Below are the records; pull every line that includes "AAII".

#### [Entries shown]
--- begin ---
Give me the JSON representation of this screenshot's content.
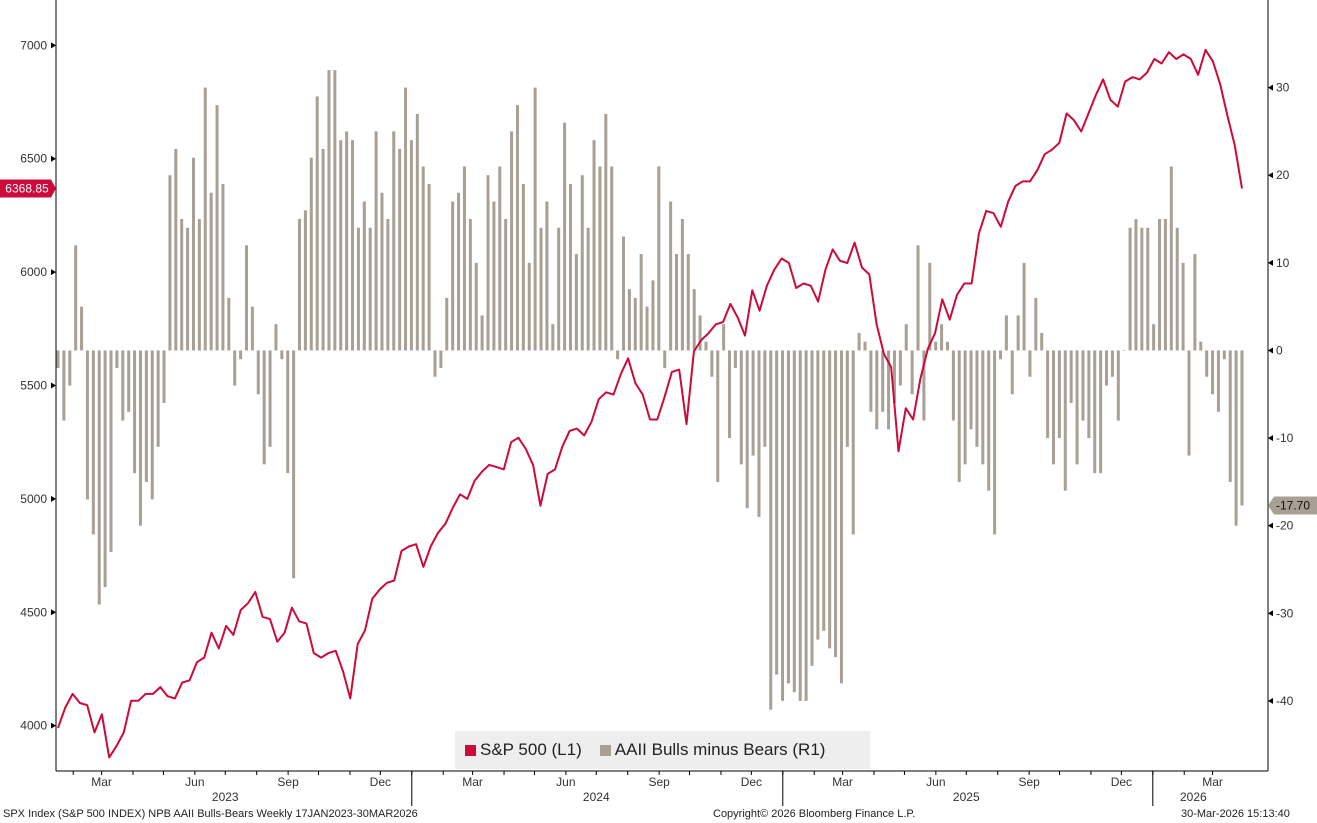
{
  "chart_data": {
    "type": "bar+line",
    "left_axis": {
      "ticks": [
        4000,
        4500,
        5000,
        5500,
        6000,
        6500,
        7000
      ],
      "range": [
        3800,
        7200
      ]
    },
    "right_axis": {
      "ticks": [
        30,
        20,
        10,
        0,
        -10,
        -20,
        -30,
        -40
      ],
      "range": [
        -48,
        40
      ]
    },
    "x_range": [
      "2023-01-17",
      "2026-03-30"
    ],
    "month_labels": [
      {
        "label": "Mar",
        "date": "2023-03-01"
      },
      {
        "label": "Jun",
        "date": "2023-06-01"
      },
      {
        "label": "Sep",
        "date": "2023-09-01"
      },
      {
        "label": "Dec",
        "date": "2023-12-01"
      },
      {
        "label": "Mar",
        "date": "2024-03-01"
      },
      {
        "label": "Jun",
        "date": "2024-06-01"
      },
      {
        "label": "Sep",
        "date": "2024-09-01"
      },
      {
        "label": "Dec",
        "date": "2024-12-01"
      },
      {
        "label": "Mar",
        "date": "2025-03-01"
      },
      {
        "label": "Jun",
        "date": "2025-06-01"
      },
      {
        "label": "Sep",
        "date": "2025-09-01"
      },
      {
        "label": "Dec",
        "date": "2025-12-01"
      },
      {
        "label": "Mar",
        "date": "2026-03-01"
      }
    ],
    "year_labels": [
      {
        "label": "2023",
        "date": "2023-07-01"
      },
      {
        "label": "2024",
        "date": "2024-07-01"
      },
      {
        "label": "2025",
        "date": "2025-07-01"
      },
      {
        "label": "2026",
        "date": "2026-02-10"
      }
    ],
    "year_boundaries": [
      "2024-01-01",
      "2025-01-01",
      "2026-01-01"
    ],
    "series": [
      {
        "name": "S&P 500 (L1)",
        "axis": "left",
        "kind": "line",
        "color": "#cc0a3c",
        "last_value_label": "6368.85",
        "values": [
          3990,
          4080,
          4140,
          4100,
          4090,
          3970,
          4050,
          3860,
          3910,
          3970,
          4110,
          4110,
          4140,
          4140,
          4170,
          4130,
          4120,
          4190,
          4200,
          4280,
          4300,
          4410,
          4340,
          4440,
          4400,
          4510,
          4540,
          4590,
          4480,
          4470,
          4370,
          4410,
          4520,
          4460,
          4450,
          4320,
          4300,
          4320,
          4330,
          4240,
          4120,
          4360,
          4420,
          4560,
          4600,
          4630,
          4640,
          4770,
          4790,
          4800,
          4700,
          4790,
          4850,
          4890,
          4960,
          5020,
          5000,
          5080,
          5120,
          5150,
          5140,
          5130,
          5250,
          5270,
          5220,
          5150,
          4970,
          5110,
          5130,
          5230,
          5300,
          5310,
          5280,
          5340,
          5440,
          5470,
          5460,
          5550,
          5620,
          5510,
          5460,
          5350,
          5350,
          5450,
          5560,
          5570,
          5330,
          5650,
          5700,
          5730,
          5770,
          5780,
          5860,
          5800,
          5720,
          5920,
          5830,
          5940,
          6010,
          6060,
          6040,
          5930,
          5950,
          5940,
          5870,
          6010,
          6100,
          6050,
          6040,
          6130,
          6020,
          5990,
          5770,
          5640,
          5580,
          5210,
          5400,
          5350,
          5530,
          5660,
          5730,
          5880,
          5790,
          5900,
          5950,
          5950,
          6170,
          6270,
          6260,
          6200,
          6310,
          6380,
          6400,
          6400,
          6450,
          6520,
          6540,
          6570,
          6700,
          6670,
          6620,
          6700,
          6780,
          6850,
          6760,
          6730,
          6840,
          6860,
          6850,
          6880,
          6940,
          6920,
          6970,
          6940,
          6960,
          6940,
          6870,
          6980,
          6930,
          6830,
          6690,
          6560,
          6368.85
        ]
      },
      {
        "name": "AAII Bulls minus Bears (R1)",
        "axis": "right",
        "kind": "bar",
        "color": "#a89f95",
        "last_value_label": "-17.70",
        "values": [
          -2,
          -8,
          -4,
          12,
          5,
          -17,
          -21,
          -29,
          -27,
          -23,
          -2,
          -8,
          -7,
          -14,
          -20,
          -15,
          -17,
          -11,
          -6,
          20,
          23,
          15,
          14,
          22,
          15,
          30,
          18,
          28,
          19,
          6,
          -4,
          -1,
          12,
          5,
          -5,
          -13,
          -11,
          3,
          -1,
          -14,
          -26,
          15,
          16,
          22,
          29,
          23,
          32,
          32,
          24,
          25,
          24,
          14,
          17,
          14,
          25,
          18,
          15,
          25,
          23,
          30,
          24,
          27,
          21,
          19,
          -3,
          -2,
          6,
          17,
          18,
          21,
          15,
          10,
          4,
          20,
          17,
          21,
          15,
          25,
          28,
          19,
          10,
          30,
          14,
          17,
          3,
          14,
          26,
          19,
          11,
          20,
          14,
          24,
          21,
          27,
          21,
          -1,
          13,
          7,
          6,
          11,
          5,
          8,
          21,
          -2,
          17,
          11,
          15,
          11,
          7,
          4,
          1,
          -3,
          -15,
          3,
          -10,
          -2,
          -13,
          -18,
          -12,
          -19,
          -11,
          -41,
          -37,
          -40,
          -38,
          -39,
          -40,
          -40,
          -36,
          -33,
          -32,
          -34,
          -35,
          -38,
          -11,
          -21,
          2,
          1,
          -7,
          -9,
          -7,
          -9,
          -6,
          -4,
          3,
          -5,
          12,
          -8,
          10,
          1,
          3,
          1,
          -8,
          -15,
          -13,
          -9,
          -11,
          -13,
          -16,
          -21,
          -1,
          4,
          -5,
          4,
          10,
          -3,
          6,
          2,
          -10,
          -13,
          -10,
          -16,
          -6,
          -13,
          -8,
          -10,
          -14,
          -14,
          -4,
          -3,
          -8,
          0,
          14,
          15,
          14,
          14,
          3,
          15,
          15,
          21,
          14,
          10,
          -12,
          11,
          1,
          -3,
          -5,
          -7,
          -1,
          -15,
          -20,
          -17.7
        ]
      }
    ],
    "legend_placement": "bottom-center",
    "grid": false
  },
  "footer": {
    "source": "SPX Index (S&P 500 INDEX) NPB AAII Bulls-Bears Weekly 17JAN2023-30MAR2026",
    "copyright": "Copyright© 2026 Bloomberg Finance L.P.",
    "timestamp": "30-Mar-2026 15:13:40"
  },
  "legend": {
    "line_label": "S&P 500 (L1)",
    "bar_label": "AAII Bulls minus Bears (R1)",
    "line_color": "#cc0a3c",
    "bar_color": "#a89f95"
  }
}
--- end ---
#### [Response]
        "name": "AAII Bulls minus Bears (R1)",
    "source": "SPX Index (S&P 500 INDEX) NPB AAII Bulls-Bears Weekly 17JAN2023-30MAR2026",
    "bar_label": "AAII Bulls minus Bears (R1)",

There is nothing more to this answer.